Task statement =
Scan the data below for the string "text". Copy every line where it appears.

Material for this task =
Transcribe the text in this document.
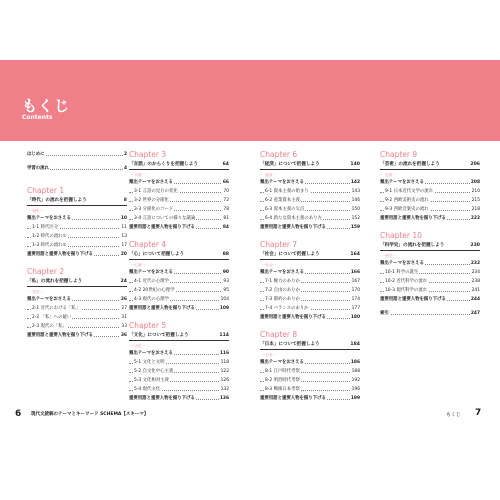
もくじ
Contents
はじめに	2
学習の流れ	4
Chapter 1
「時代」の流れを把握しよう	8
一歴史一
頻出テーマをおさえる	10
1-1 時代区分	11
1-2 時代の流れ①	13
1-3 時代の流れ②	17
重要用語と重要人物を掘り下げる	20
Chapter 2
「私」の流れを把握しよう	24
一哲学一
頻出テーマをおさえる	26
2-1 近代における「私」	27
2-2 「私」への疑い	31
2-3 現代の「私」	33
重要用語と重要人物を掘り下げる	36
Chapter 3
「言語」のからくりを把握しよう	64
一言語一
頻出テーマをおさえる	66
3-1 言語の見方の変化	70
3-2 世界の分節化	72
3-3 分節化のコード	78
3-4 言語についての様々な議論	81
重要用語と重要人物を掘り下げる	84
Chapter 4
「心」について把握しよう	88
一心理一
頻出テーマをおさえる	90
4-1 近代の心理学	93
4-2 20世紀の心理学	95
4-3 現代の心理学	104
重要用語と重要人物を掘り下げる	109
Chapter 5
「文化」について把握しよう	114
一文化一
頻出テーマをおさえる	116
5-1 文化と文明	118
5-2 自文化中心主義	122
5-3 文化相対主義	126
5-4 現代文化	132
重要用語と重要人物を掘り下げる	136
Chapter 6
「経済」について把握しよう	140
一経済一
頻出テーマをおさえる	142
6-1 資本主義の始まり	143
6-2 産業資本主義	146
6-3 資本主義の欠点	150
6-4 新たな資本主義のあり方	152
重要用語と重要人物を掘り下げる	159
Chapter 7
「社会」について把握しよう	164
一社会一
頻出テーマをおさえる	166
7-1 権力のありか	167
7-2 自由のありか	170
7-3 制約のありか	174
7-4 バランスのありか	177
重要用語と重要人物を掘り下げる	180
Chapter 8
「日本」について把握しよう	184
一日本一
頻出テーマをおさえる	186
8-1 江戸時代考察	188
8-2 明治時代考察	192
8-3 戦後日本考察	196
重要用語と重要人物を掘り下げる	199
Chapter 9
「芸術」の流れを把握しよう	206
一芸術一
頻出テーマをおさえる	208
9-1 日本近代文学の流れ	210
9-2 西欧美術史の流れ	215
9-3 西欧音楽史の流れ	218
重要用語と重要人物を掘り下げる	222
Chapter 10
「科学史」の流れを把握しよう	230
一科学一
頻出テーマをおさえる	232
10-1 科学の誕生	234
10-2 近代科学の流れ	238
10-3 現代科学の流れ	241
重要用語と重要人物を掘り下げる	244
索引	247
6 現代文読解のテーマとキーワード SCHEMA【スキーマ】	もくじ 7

==

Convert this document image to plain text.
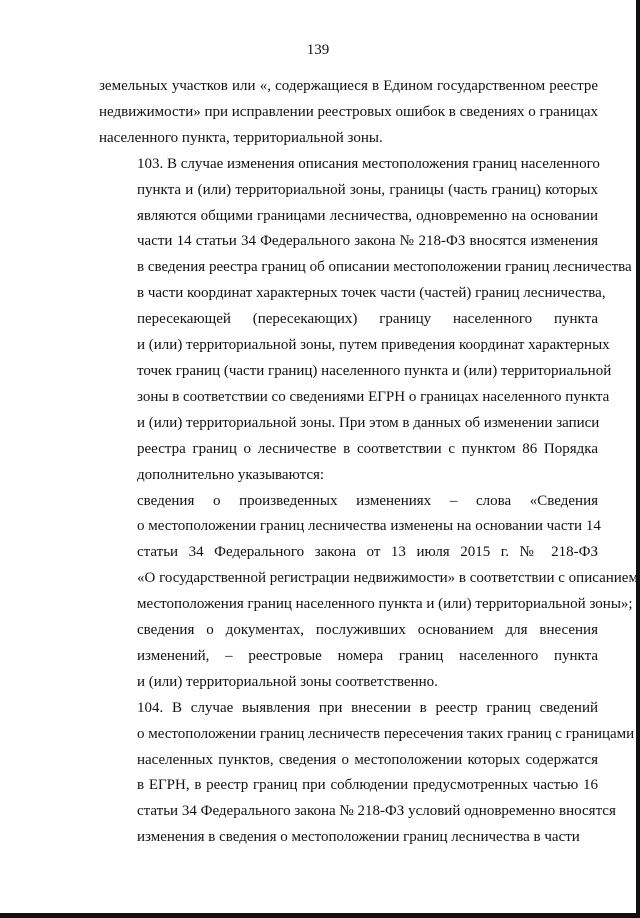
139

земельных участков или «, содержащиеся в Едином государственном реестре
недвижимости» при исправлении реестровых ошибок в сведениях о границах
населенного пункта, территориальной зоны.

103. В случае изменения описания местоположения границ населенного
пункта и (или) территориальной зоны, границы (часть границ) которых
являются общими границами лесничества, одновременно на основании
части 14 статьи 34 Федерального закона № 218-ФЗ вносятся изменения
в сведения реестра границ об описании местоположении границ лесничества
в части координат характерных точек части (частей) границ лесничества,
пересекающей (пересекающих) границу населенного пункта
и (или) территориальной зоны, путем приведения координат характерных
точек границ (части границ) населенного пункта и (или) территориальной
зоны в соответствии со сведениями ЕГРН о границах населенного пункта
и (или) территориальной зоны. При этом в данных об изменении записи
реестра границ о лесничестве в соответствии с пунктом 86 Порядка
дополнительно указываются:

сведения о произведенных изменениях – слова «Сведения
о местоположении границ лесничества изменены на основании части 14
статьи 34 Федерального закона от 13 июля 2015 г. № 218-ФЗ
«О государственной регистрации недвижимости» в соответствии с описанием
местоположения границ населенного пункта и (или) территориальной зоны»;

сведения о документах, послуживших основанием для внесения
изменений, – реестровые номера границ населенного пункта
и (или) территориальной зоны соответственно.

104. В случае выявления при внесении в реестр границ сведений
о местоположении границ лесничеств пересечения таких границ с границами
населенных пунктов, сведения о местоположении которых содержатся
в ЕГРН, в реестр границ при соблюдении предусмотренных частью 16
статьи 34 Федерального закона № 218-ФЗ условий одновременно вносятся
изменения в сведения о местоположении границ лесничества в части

Exercise output =
Transcribe the text in this document.
Convert this document image to plain text.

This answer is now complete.